### Material for this task
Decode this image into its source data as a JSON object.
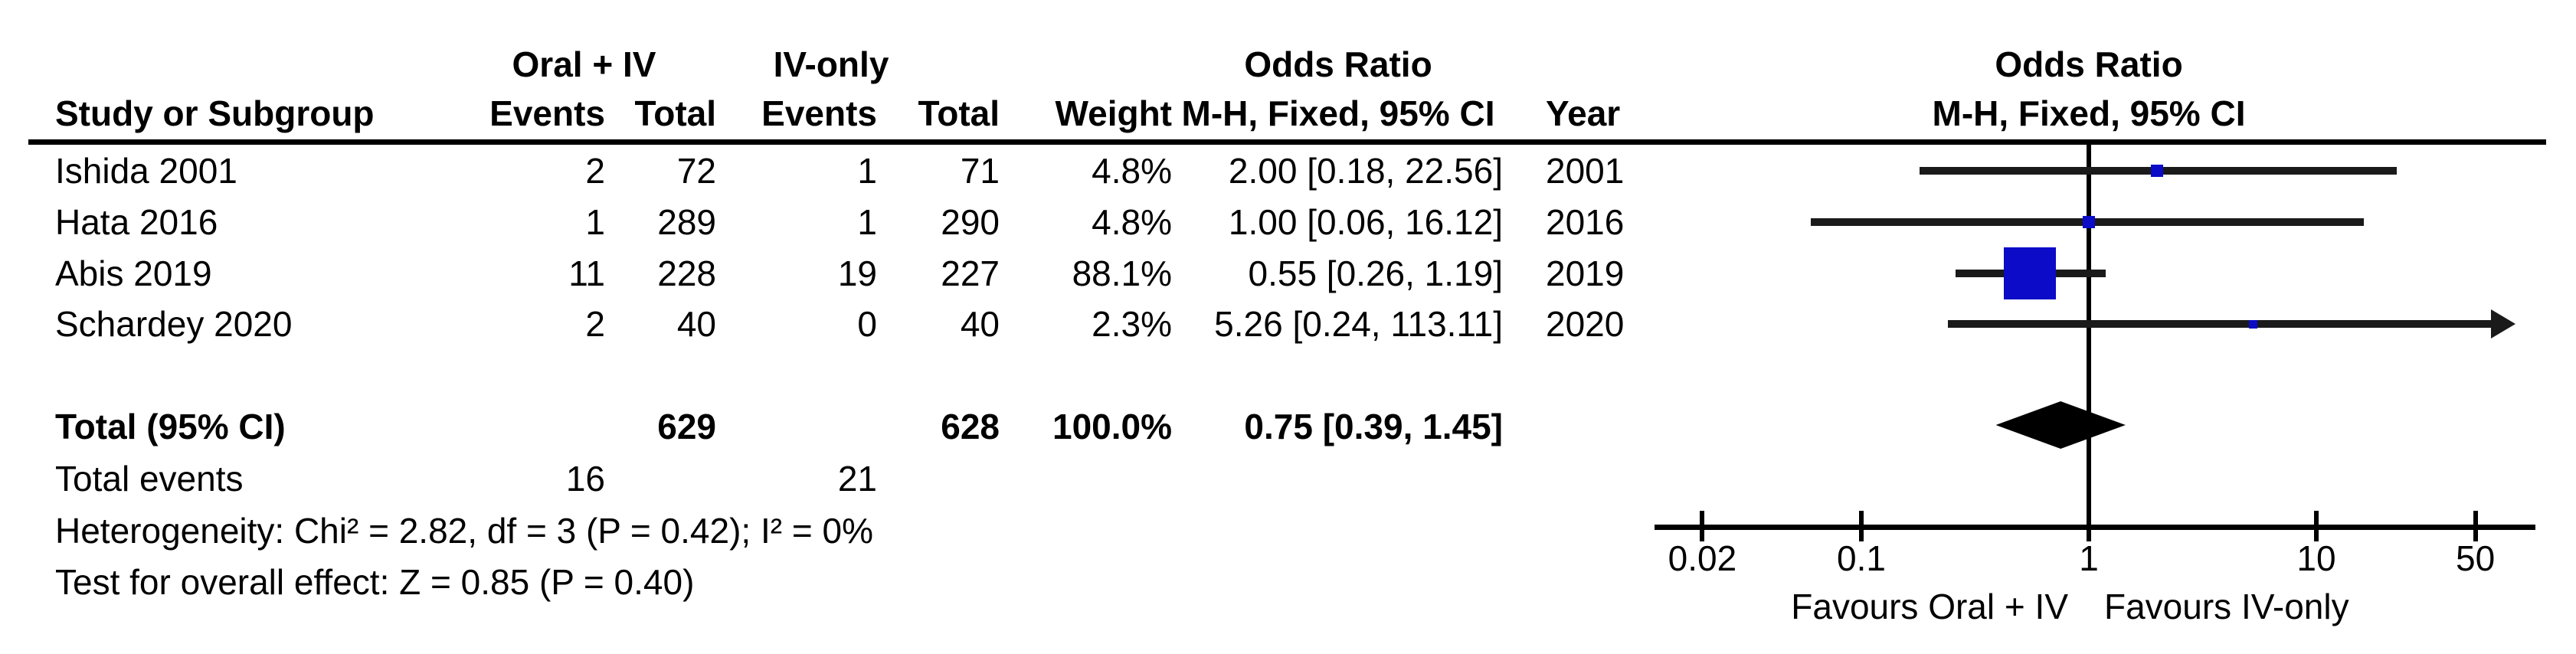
{
  "chart_data": {
    "type": "forest_plot",
    "title_left_col1": "Oral + IV",
    "title_left_col2": "IV-only",
    "effect_header": "Odds Ratio",
    "method_header": "M-H, Fixed, 95% CI",
    "columns": {
      "study": "Study or Subgroup",
      "events1": "Events",
      "total1": "Total",
      "events2": "Events",
      "total2": "Total",
      "weight": "Weight",
      "ci": "M-H, Fixed, 95% CI",
      "year": "Year"
    },
    "plot_header_line1": "Odds Ratio",
    "plot_header_line2": "M-H, Fixed, 95% CI",
    "studies": [
      {
        "name": "Ishida 2001",
        "events1": "2",
        "total1": "72",
        "events2": "1",
        "total2": "71",
        "weight": "4.8%",
        "weight_value": 4.8,
        "or": 2.0,
        "ci_low": 0.18,
        "ci_high": 22.56,
        "ci_text": "2.00 [0.18, 22.56]",
        "year": "2001"
      },
      {
        "name": "Hata 2016",
        "events1": "1",
        "total1": "289",
        "events2": "1",
        "total2": "290",
        "weight": "4.8%",
        "weight_value": 4.8,
        "or": 1.0,
        "ci_low": 0.06,
        "ci_high": 16.12,
        "ci_text": "1.00 [0.06, 16.12]",
        "year": "2016"
      },
      {
        "name": "Abis 2019",
        "events1": "11",
        "total1": "228",
        "events2": "19",
        "total2": "227",
        "weight": "88.1%",
        "weight_value": 88.1,
        "or": 0.55,
        "ci_low": 0.26,
        "ci_high": 1.19,
        "ci_text": "0.55 [0.26, 1.19]",
        "year": "2019"
      },
      {
        "name": "Schardey 2020",
        "events1": "2",
        "total1": "40",
        "events2": "0",
        "total2": "40",
        "weight": "2.3%",
        "weight_value": 2.3,
        "or": 5.26,
        "ci_low": 0.24,
        "ci_high": 113.11,
        "ci_text": "5.26 [0.24, 113.11]",
        "year": "2020"
      }
    ],
    "total": {
      "label": "Total (95% CI)",
      "total1": "629",
      "total2": "628",
      "weight": "100.0%",
      "or": 0.75,
      "ci_low": 0.39,
      "ci_high": 1.45,
      "ci_text": "0.75 [0.39, 1.45]"
    },
    "total_events": {
      "label": "Total events",
      "events1": "16",
      "events2": "21"
    },
    "heterogeneity_text": "Heterogeneity: Chi² = 2.82, df = 3 (P = 0.42); I² = 0%",
    "overall_effect_text": "Test for overall effect: Z = 0.85 (P = 0.40)",
    "axis": {
      "scale": "log",
      "min": 0.02,
      "max": 50,
      "ticks": [
        "0.02",
        "0.1",
        "1",
        "10",
        "50"
      ],
      "tick_values": [
        0.02,
        0.1,
        1,
        10,
        50
      ]
    },
    "footer_left": "Favours Oral + IV",
    "footer_right": "Favours IV-only",
    "colors": {
      "square": "#0b0bc8",
      "diamond": "#000000",
      "ci_line": "#1a1a1a",
      "axis": "#000000"
    }
  }
}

### Required work
Wherever the string "Oral" appears in the entries above, list that line.

### Correct result
    "title_left_col1": "Oral + IV",
    "footer_left": "Favours Oral + IV",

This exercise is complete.